> [Directions]:
Write out the listing below without alteration, omitting its pictures.

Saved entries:
⁂

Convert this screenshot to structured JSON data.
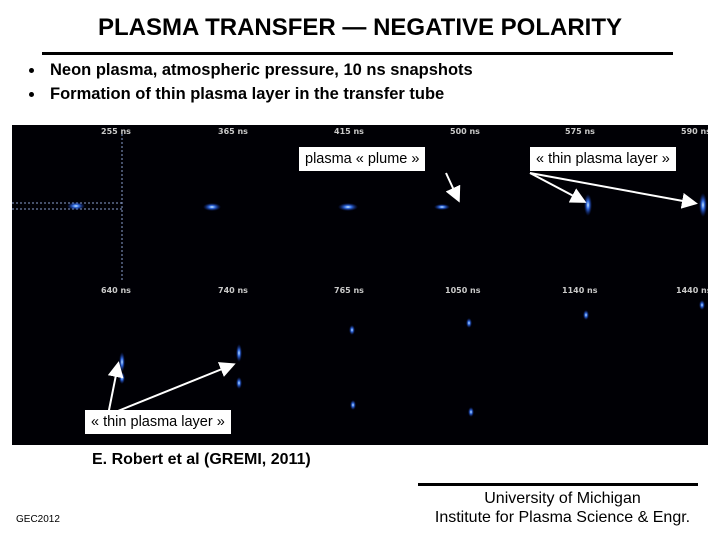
{
  "slide": {
    "title": "PLASMA TRANSFER — NEGATIVE POLARITY",
    "bullets": [
      "Neon plasma, atmospheric pressure, 10 ns snapshots",
      "Formation of thin plasma layer in the transfer tube"
    ],
    "snapshot_times_row1": [
      "255 ns",
      "365 ns",
      "415 ns",
      "500 ns",
      "575 ns",
      "590 ns"
    ],
    "snapshot_times_row2": [
      "640 ns",
      "740 ns",
      "765 ns",
      "1050 ns",
      "1140 ns",
      "1440 ns"
    ],
    "callouts": {
      "plume": "plasma « plume »",
      "thin_layer_top": "« thin plasma layer »",
      "thin_layer_bottom": "« thin plasma layer »"
    },
    "citation": "E. Robert et al (GREMI, 2011)",
    "footer_left": "GEC2012",
    "footer_right_line1": "University of Michigan",
    "footer_right_line2": "Institute for Plasma Science & Engr."
  },
  "colors": {
    "panel_background": "#000005",
    "plasma_glow": "#3a7bff",
    "plasma_core": "#d8f4ff",
    "arrow": "#ffffff"
  }
}
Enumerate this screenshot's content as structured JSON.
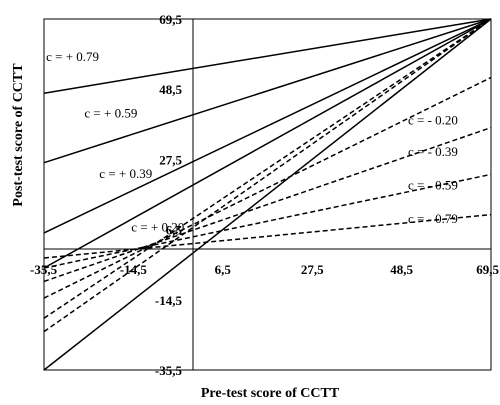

⁂

> [Solved problem]:
Convert this screenshot to structured JSON data.
{
  "slide": {
    "title": "PLASMA TRANSFER — NEGATIVE POLARITY",
    "bullets": [
      "Neon plasma, atmospheric pressure, 10 ns snapshots",
      "Formation of thin plasma layer in the transfer tube"
    ],
    "snapshot_times_row1": [
      "255 ns",
      "365 ns",
      "415 ns",
      "500 ns",
      "575 ns",
      "590 ns"
    ],
    "snapshot_times_row2": [
      "640 ns",
      "740 ns",
      "765 ns",
      "1050 ns",
      "1140 ns",
      "1440 ns"
    ],
    "callouts": {
      "plume": "plasma « plume »",
      "thin_layer_top": "« thin plasma layer »",
      "thin_layer_bottom": "« thin plasma layer »"
    },
    "citation": "E. Robert et al (GREMI, 2011)",
    "footer_left": "GEC2012",
    "footer_right_line1": "University of Michigan",
    "footer_right_line2": "Institute for Plasma Science & Engr."
  },
  "colors": {
    "panel_background": "#000005",
    "plasma_glow": "#3a7bff",
    "plasma_core": "#d8f4ff",
    "arrow": "#ffffff"
  }
}
Enumerate this screenshot's content as structured JSON.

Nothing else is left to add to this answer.